**Reading text:**

:::::

The Statute of Merton paved the way for the early enclosures. Initially these had little impact and the rural population in general remained comparatively prosperous. But gradually as enclosures became more frequent the population began to suffer severely. Enclosed land was used more and more for pasture, rather than supporting the community, and evicted tenants, unable to find employment in the villages, were obliged to turn to the towns. Wages fell. Laws passed to curb the enclosures achieved little for they were very ineffectively implemented.

Then in 1348 came the Black Death. One third of the population perished. Many of the lords’ lands were left untended and hired labour was very difficult to obtain – so difficult that wages doubled . Labourers could travel about seeking the highest wages. With the loss of labour the lords lost their advantages. Since sheep farming needed far less labour than arable farming the lords enclosed more land as pasture, at first the uncultivated land, then the manorial wastelands, depriving the tenants of their ancient rights of pasturage and subsistence. Sheep farming proved highly profitable for wool was in great demand across the English Channel. Enclosures also made possible the sale of holdings of land. Land had become a commodity. The major purchasers were the merchants, who were becoming very prosperous.

Enclosures continued even after most of the uncultivated common land and the wastelands had disappeared. These sometimes included actually turning out tenants and destroying their homes. Further steps taken by the King and Parliament to prevent the continuance of enclosures were half-hearted, for those in positions of power were often enclosing land themselves. Farming of all types was increasingly for the market and the importance of money grew.

Mercantilism

By the early 16th century the great shortage of manpower after the Black Death had been made good. There was a surplus of labourers, unemployment had appeared for the first time, and the dispossessed fled to the towns and cities where they were left destitute to beg or steal a living. During the 36-year reign of Henry VIII it is estimated that 72,000 people were hanged for vagrancy.

:::::

**Data listing:**

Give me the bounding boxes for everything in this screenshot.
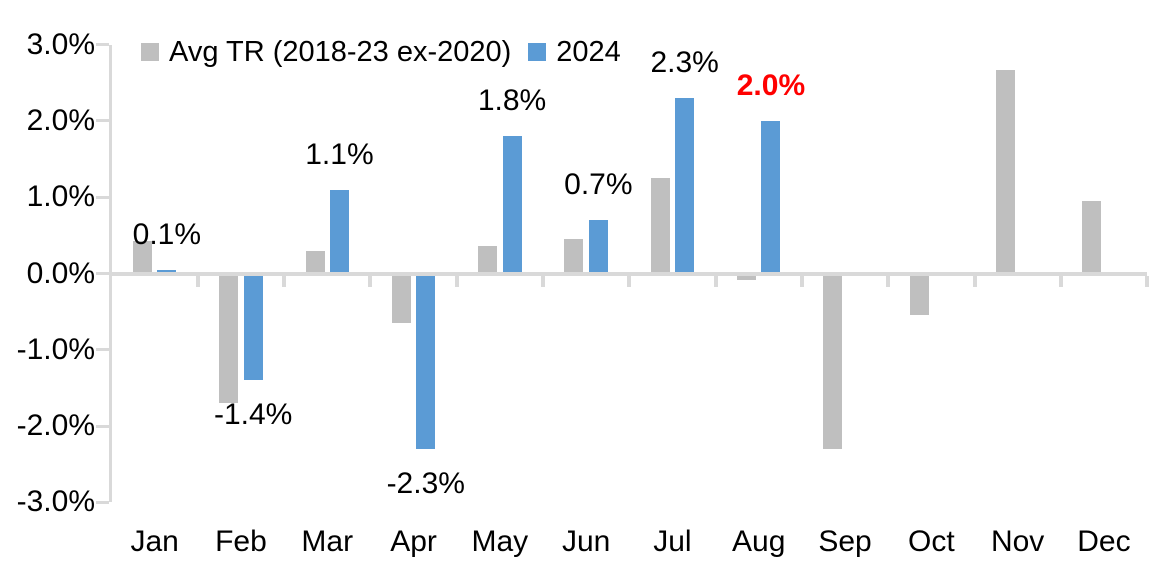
bar-2024-aug	[761, 120, 781, 274]
x-axis-tick	[799, 276, 804, 287]
x-axis-tick	[282, 276, 287, 287]
x-axis-tick	[1145, 276, 1150, 287]
x-axis-tick	[368, 276, 373, 287]
y-axis-tick	[95, 195, 109, 199]
data-label-jun: 0.7%	[564, 168, 633, 202]
x-axis-tick	[972, 276, 977, 287]
legend-item-avg-tr: Avg TR (2018-23 ex-2020)	[141, 35, 511, 69]
bar-2024-apr	[416, 273, 436, 449]
bar-2024-jul	[675, 98, 695, 274]
y-axis-tick	[95, 500, 109, 504]
bar-avg-tr-sep	[823, 273, 843, 449]
y-axis-tick-label: 3.0%	[26, 27, 95, 61]
bar-2024-may	[502, 136, 522, 274]
x-axis-line	[108, 271, 1148, 276]
y-axis-tick	[95, 348, 109, 352]
legend-swatch-2024	[528, 43, 547, 61]
x-axis-month-label: May	[471, 525, 529, 558]
x-axis-tick	[1058, 276, 1063, 287]
bar-avg-tr-mar	[305, 250, 325, 274]
bar-avg-tr-jul	[650, 178, 670, 274]
legend-item-2024: 2024	[528, 35, 621, 69]
x-axis-month-label: Jul	[653, 525, 692, 558]
x-axis-tick	[541, 276, 545, 287]
legend-swatch-avg-tr	[141, 43, 159, 61]
x-axis-month-label: Jun	[561, 525, 611, 558]
y-axis-tick-label: -1.0%	[16, 332, 95, 366]
x-axis-month-label: Oct	[908, 525, 955, 558]
bar-2024-feb	[243, 273, 263, 381]
x-axis-month-label: Apr	[390, 525, 437, 558]
chart-legend: Avg TR (2018-23 ex-2020) 2024	[141, 35, 621, 69]
bar-2024-jun	[588, 220, 608, 274]
bar-2024-mar	[329, 189, 349, 274]
data-label-apr: -2.3%	[386, 466, 465, 500]
x-axis-month-label: Sep	[818, 525, 872, 558]
x-axis-tick	[713, 276, 718, 287]
bar-avg-tr-may	[478, 246, 498, 274]
y-axis-tick-label: -2.0%	[16, 409, 95, 443]
bar-avg-tr-jan	[132, 241, 152, 274]
y-axis-tick-label: -3.0%	[16, 485, 95, 519]
y-axis-tick	[95, 43, 109, 47]
y-axis-tick-label: 0.0%	[26, 256, 95, 290]
bar-avg-tr-nov	[995, 69, 1015, 274]
x-axis-tick	[454, 276, 459, 287]
data-label-jul: 2.3%	[650, 46, 719, 79]
data-label-feb: -1.4%	[213, 398, 293, 432]
bar-avg-tr-jun	[564, 239, 584, 274]
bar-avg-tr-aug	[737, 273, 757, 280]
x-axis-month-label: Dec	[1077, 525, 1131, 558]
data-label-jan: 0.1%	[132, 217, 202, 251]
bar-avg-tr-feb	[219, 273, 239, 404]
x-axis-month-label: Feb	[215, 525, 267, 558]
y-axis-tick-label: 2.0%	[26, 103, 95, 137]
bar-avg-tr-apr	[391, 273, 411, 324]
data-label-aug: 2.0%	[736, 68, 806, 102]
x-axis-month-label: Aug	[732, 525, 786, 558]
bar-avg-tr-oct	[909, 273, 929, 316]
x-axis-month-label: Nov	[990, 525, 1045, 558]
x-axis-tick	[195, 276, 200, 287]
legend-label-2024: 2024	[556, 36, 621, 68]
bar-avg-tr-dec	[1082, 201, 1102, 274]
x-axis-tick	[627, 276, 632, 287]
x-axis-month-label: Mar	[301, 525, 354, 558]
y-axis-tick	[95, 119, 109, 123]
data-label-may: 1.8%	[477, 84, 547, 118]
y-axis-tick-label: 1.0%	[26, 180, 95, 214]
x-axis-month-label: Jan	[130, 525, 179, 558]
data-label-mar: 1.1%	[305, 137, 374, 171]
x-axis-tick	[886, 276, 891, 287]
y-axis-tick	[95, 272, 109, 275]
y-axis-tick	[95, 424, 109, 428]
legend-label-avg-tr: Avg TR (2018-23 ex-2020)	[169, 36, 512, 68]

:::::

Continue the text on English land enclosures and mercantilism from where it stops.

Without the rent from the land the royal revenues were insufficient and had to be supplemented from taxation . The rights to collect customs duties were sold to private individuals. It was not enough. Henry VIII dissolved the monasteries and sold their land and treasures. The purchasers were largely the newly-rich who saw land as an income-yielding investment without obligations to the community, and tenanted it at the highest possible rent. By the end of the 16th century over half the common lands of England were enclosed. By 1601 the problem of unemployment among the landless had become so great that the Poor Law Act was passed, putting on the parish the responsibility for supporting their own poor.

With the Reformation, the focus shifted to the individual. It began to show itself as individual enterprise, but more obviously in what contemporary writers called ‘private affection’, ‘private profit’ and ‘singular lucre’. In business dealings it meant what we now call ‘competition’. It was no longer acceptable for any rights over common land to be held by the inhabitants collectively. The emphasis was now on rights of absolute ownership by individuals.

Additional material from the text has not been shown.